▸ **Stated goal**
State the number of lines where "крізь" appears. Add nothing else.

▸ **Data shown**
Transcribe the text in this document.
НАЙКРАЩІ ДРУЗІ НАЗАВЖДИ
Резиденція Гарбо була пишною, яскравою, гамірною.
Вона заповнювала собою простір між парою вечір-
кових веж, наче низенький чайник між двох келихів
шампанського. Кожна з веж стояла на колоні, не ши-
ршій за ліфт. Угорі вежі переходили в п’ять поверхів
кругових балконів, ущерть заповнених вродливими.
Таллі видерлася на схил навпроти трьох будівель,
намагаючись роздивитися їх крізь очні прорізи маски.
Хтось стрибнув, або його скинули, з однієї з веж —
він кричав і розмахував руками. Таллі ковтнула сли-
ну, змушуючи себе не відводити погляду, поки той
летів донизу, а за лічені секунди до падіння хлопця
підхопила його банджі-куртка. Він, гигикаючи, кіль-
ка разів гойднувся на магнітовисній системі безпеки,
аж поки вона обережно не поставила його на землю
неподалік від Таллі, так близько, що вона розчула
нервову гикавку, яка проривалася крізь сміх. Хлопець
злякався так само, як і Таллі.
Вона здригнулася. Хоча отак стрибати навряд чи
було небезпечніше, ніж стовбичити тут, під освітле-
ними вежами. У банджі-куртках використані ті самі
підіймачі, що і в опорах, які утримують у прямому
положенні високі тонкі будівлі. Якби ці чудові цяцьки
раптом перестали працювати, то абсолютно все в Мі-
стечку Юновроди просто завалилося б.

▸ **The response**
2